Objective » All of the material should be reproduced exactly, with pictures left out.

Data provided »
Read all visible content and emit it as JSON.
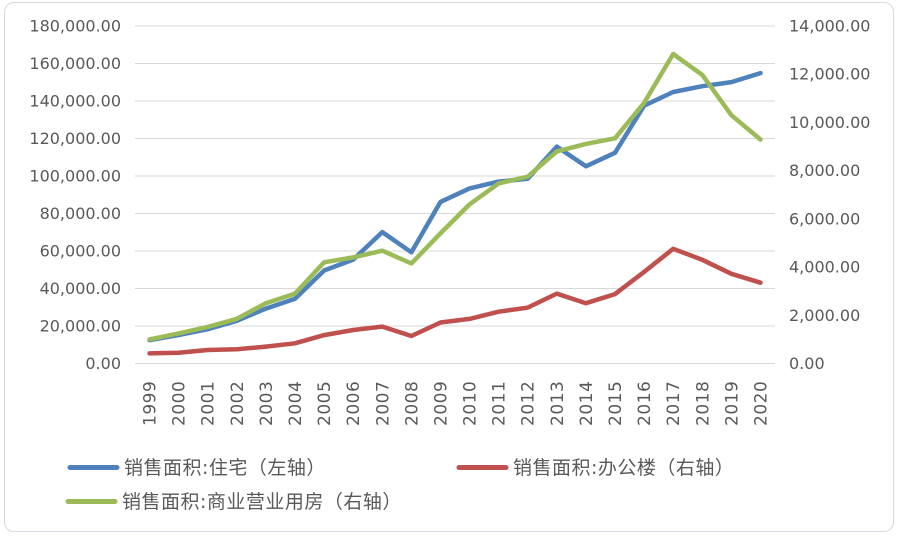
{
  "chart_data": {
    "type": "line",
    "title": "",
    "x": [
      "1999",
      "2000",
      "2001",
      "2002",
      "2003",
      "2004",
      "2005",
      "2006",
      "2007",
      "2008",
      "2009",
      "2010",
      "2011",
      "2012",
      "2013",
      "2014",
      "2015",
      "2016",
      "2017",
      "2018",
      "2019",
      "2020"
    ],
    "series": [
      {
        "id": "residential",
        "name": "销售面积:住宅（左轴）",
        "axis": "left",
        "color": "#4F81BD",
        "values": [
          12500,
          15200,
          18300,
          22800,
          29300,
          34500,
          49600,
          55400,
          70100,
          59300,
          86200,
          93400,
          97000,
          98500,
          115700,
          105200,
          112400,
          137500,
          144800,
          147900,
          150100,
          154900
        ]
      },
      {
        "id": "office",
        "name": "销售面积:办公楼（右轴）",
        "axis": "right",
        "color": "#C0504D",
        "values": [
          420,
          450,
          560,
          590,
          700,
          840,
          1180,
          1390,
          1530,
          1140,
          1700,
          1850,
          2150,
          2320,
          2900,
          2500,
          2880,
          3800,
          4760,
          4300,
          3720,
          3350
        ]
      },
      {
        "id": "commercial",
        "name": "销售面积:商业营业用房（右轴）",
        "axis": "right",
        "color": "#9BBB59",
        "values": [
          1000,
          1250,
          1520,
          1850,
          2500,
          2900,
          4200,
          4400,
          4680,
          4150,
          5400,
          6600,
          7470,
          7750,
          8800,
          9110,
          9340,
          10810,
          12840,
          11970,
          10300,
          9290
        ]
      }
    ],
    "left_axis": {
      "min": 0,
      "max": 180000,
      "ticks": [
        "0.00",
        "20,000.00",
        "40,000.00",
        "60,000.00",
        "80,000.00",
        "100,000.00",
        "120,000.00",
        "140,000.00",
        "160,000.00",
        "180,000.00"
      ]
    },
    "right_axis": {
      "min": 0,
      "max": 14000,
      "ticks": [
        "0.00",
        "2,000.00",
        "4,000.00",
        "6,000.00",
        "8,000.00",
        "10,000.00",
        "12,000.00",
        "14,000.00"
      ]
    },
    "grid": true,
    "legend_position": "bottom-left",
    "colors": {
      "text": "#595959",
      "gridline": "#D9D9D9",
      "background": "#FFFFFF",
      "border": "#D4D9E3"
    }
  }
}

Solution to the exercise »
Read all visible content and emit it as JSON.
{
  "chart_data": {
    "type": "line",
    "title": "",
    "x": [
      "1999",
      "2000",
      "2001",
      "2002",
      "2003",
      "2004",
      "2005",
      "2006",
      "2007",
      "2008",
      "2009",
      "2010",
      "2011",
      "2012",
      "2013",
      "2014",
      "2015",
      "2016",
      "2017",
      "2018",
      "2019",
      "2020"
    ],
    "series": [
      {
        "id": "residential",
        "name": "销售面积:住宅（左轴）",
        "axis": "left",
        "color": "#4F81BD",
        "values": [
          12500,
          15200,
          18300,
          22800,
          29300,
          34500,
          49600,
          55400,
          70100,
          59300,
          86200,
          93400,
          97000,
          98500,
          115700,
          105200,
          112400,
          137500,
          144800,
          147900,
          150100,
          154900
        ]
      },
      {
        "id": "office",
        "name": "销售面积:办公楼（右轴）",
        "axis": "right",
        "color": "#C0504D",
        "values": [
          420,
          450,
          560,
          590,
          700,
          840,
          1180,
          1390,
          1530,
          1140,
          1700,
          1850,
          2150,
          2320,
          2900,
          2500,
          2880,
          3800,
          4760,
          4300,
          3720,
          3350
        ]
      },
      {
        "id": "commercial",
        "name": "销售面积:商业营业用房（右轴）",
        "axis": "right",
        "color": "#9BBB59",
        "values": [
          1000,
          1250,
          1520,
          1850,
          2500,
          2900,
          4200,
          4400,
          4680,
          4150,
          5400,
          6600,
          7470,
          7750,
          8800,
          9110,
          9340,
          10810,
          12840,
          11970,
          10300,
          9290
        ]
      }
    ],
    "left_axis": {
      "min": 0,
      "max": 180000,
      "ticks": [
        "0.00",
        "20,000.00",
        "40,000.00",
        "60,000.00",
        "80,000.00",
        "100,000.00",
        "120,000.00",
        "140,000.00",
        "160,000.00",
        "180,000.00"
      ]
    },
    "right_axis": {
      "min": 0,
      "max": 14000,
      "ticks": [
        "0.00",
        "2,000.00",
        "4,000.00",
        "6,000.00",
        "8,000.00",
        "10,000.00",
        "12,000.00",
        "14,000.00"
      ]
    },
    "grid": true,
    "legend_position": "bottom-left",
    "colors": {
      "text": "#595959",
      "gridline": "#D9D9D9",
      "background": "#FFFFFF",
      "border": "#D4D9E3"
    }
  }
}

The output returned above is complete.